** Data listing **
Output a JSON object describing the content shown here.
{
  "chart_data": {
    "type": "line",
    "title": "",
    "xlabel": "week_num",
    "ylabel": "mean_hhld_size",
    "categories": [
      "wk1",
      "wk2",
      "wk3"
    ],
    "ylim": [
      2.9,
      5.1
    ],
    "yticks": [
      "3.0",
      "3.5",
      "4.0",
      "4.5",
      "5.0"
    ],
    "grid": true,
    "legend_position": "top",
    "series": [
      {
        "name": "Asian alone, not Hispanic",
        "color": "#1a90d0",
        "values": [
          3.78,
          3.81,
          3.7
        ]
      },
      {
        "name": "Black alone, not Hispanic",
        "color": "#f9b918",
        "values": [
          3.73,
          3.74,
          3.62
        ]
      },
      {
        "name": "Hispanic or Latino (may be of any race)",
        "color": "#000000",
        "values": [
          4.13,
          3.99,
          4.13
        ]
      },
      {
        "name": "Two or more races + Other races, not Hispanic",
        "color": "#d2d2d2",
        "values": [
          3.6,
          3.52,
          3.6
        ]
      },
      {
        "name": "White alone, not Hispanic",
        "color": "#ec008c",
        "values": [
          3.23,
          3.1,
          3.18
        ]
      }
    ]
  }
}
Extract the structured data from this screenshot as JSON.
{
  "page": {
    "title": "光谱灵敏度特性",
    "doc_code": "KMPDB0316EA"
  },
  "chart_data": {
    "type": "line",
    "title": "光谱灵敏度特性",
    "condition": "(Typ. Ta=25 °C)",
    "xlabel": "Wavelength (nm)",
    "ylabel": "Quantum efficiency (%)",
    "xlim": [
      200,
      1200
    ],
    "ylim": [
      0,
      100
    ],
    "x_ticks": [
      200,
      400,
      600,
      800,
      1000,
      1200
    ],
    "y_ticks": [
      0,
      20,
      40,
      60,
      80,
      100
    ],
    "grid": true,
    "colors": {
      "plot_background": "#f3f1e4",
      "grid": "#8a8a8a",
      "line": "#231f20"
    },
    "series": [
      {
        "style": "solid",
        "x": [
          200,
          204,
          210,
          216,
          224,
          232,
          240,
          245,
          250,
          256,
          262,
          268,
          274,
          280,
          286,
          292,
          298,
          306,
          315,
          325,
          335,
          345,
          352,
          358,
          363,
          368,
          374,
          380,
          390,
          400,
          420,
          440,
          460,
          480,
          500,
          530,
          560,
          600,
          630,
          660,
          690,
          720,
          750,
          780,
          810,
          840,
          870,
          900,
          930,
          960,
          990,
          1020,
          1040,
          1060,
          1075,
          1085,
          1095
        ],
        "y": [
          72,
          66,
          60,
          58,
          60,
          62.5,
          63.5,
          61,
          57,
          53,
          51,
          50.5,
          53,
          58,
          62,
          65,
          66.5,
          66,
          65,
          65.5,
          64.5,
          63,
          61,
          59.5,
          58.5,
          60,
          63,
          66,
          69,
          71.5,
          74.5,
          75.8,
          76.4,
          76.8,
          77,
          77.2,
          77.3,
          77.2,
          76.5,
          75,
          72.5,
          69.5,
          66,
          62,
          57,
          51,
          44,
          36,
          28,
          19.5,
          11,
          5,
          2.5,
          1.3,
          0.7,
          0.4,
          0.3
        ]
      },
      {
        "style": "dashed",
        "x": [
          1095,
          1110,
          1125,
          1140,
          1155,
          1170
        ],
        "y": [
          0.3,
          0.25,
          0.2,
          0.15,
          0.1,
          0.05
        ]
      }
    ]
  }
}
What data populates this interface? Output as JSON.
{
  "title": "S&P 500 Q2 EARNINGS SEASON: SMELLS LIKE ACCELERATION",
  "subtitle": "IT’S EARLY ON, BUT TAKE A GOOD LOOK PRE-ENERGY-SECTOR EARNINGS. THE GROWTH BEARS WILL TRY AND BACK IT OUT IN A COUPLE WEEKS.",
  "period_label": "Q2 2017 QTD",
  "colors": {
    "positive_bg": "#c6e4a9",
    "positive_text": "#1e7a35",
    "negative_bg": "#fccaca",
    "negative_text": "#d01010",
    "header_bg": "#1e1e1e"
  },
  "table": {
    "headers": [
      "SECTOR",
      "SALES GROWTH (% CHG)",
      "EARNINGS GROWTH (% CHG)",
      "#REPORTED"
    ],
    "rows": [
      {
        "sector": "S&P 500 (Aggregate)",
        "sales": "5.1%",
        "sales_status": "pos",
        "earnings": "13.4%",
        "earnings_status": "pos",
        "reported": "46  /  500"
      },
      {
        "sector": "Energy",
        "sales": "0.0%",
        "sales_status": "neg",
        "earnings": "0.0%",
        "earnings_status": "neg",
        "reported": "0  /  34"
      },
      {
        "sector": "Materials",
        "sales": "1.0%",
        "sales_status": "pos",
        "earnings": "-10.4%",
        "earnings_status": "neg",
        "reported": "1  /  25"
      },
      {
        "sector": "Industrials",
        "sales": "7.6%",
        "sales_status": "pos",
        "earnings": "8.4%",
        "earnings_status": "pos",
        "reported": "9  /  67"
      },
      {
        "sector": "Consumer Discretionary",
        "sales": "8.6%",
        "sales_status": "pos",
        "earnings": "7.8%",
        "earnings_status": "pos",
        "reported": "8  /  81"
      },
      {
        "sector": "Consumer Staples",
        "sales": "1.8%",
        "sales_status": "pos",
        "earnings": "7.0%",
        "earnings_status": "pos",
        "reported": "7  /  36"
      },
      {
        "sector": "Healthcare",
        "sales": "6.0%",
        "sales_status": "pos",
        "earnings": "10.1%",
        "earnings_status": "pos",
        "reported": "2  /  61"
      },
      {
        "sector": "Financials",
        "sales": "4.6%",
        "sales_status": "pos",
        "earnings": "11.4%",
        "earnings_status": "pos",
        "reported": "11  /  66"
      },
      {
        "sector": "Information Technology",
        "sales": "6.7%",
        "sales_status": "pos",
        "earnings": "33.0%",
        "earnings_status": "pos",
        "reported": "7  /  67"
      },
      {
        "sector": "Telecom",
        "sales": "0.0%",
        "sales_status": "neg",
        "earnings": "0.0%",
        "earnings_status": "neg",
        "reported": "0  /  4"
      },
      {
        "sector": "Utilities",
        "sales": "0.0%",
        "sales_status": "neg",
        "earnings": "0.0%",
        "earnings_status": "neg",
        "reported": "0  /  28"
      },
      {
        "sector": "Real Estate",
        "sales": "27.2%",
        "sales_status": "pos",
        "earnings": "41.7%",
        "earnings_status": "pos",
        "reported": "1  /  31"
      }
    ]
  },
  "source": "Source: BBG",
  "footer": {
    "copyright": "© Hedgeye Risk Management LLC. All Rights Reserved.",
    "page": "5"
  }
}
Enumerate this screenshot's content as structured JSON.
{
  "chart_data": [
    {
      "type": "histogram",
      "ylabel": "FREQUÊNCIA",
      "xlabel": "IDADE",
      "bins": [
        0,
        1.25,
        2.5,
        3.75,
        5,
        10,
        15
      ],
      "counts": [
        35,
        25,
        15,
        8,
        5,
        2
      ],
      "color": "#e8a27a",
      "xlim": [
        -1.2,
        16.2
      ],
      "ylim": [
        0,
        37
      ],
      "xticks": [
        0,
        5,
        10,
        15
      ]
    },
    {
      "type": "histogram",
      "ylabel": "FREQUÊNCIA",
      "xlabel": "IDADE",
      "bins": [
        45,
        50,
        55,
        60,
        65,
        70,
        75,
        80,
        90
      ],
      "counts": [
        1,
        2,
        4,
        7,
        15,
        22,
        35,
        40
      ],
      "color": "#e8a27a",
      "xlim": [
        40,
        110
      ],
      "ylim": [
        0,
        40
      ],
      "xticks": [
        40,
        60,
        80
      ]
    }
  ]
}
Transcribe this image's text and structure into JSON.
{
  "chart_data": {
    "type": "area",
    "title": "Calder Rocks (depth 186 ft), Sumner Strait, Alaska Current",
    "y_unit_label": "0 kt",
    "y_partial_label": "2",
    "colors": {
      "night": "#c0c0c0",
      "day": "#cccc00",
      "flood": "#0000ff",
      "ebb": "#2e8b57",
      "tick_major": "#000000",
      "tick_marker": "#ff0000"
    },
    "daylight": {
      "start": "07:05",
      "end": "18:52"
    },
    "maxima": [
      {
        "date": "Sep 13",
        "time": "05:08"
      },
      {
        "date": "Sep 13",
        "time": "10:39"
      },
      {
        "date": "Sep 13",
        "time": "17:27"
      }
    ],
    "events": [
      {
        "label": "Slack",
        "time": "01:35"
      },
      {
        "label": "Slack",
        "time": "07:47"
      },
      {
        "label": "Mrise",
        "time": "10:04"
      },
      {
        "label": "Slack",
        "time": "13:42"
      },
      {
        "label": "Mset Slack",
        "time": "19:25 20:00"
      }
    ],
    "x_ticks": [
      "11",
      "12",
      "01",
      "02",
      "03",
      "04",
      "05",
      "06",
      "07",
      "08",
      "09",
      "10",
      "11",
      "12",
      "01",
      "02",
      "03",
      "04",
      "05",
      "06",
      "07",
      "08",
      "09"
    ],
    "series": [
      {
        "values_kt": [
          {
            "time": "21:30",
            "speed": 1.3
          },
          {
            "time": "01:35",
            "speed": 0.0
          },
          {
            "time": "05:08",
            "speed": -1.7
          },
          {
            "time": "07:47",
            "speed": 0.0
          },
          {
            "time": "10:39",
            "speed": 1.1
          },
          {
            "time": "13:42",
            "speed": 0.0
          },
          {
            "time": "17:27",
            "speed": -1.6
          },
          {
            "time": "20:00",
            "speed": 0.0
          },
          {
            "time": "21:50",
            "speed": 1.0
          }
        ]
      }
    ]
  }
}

** What needs to be done **
Search the lines above for the string "xlabel" and copy each line that has it.

** Solution to this task **
    "xlabel": "week_num",
    "xlabel": "Wavelength (nm)",
      "xlabel": "IDADE",
      "xlabel": "IDADE",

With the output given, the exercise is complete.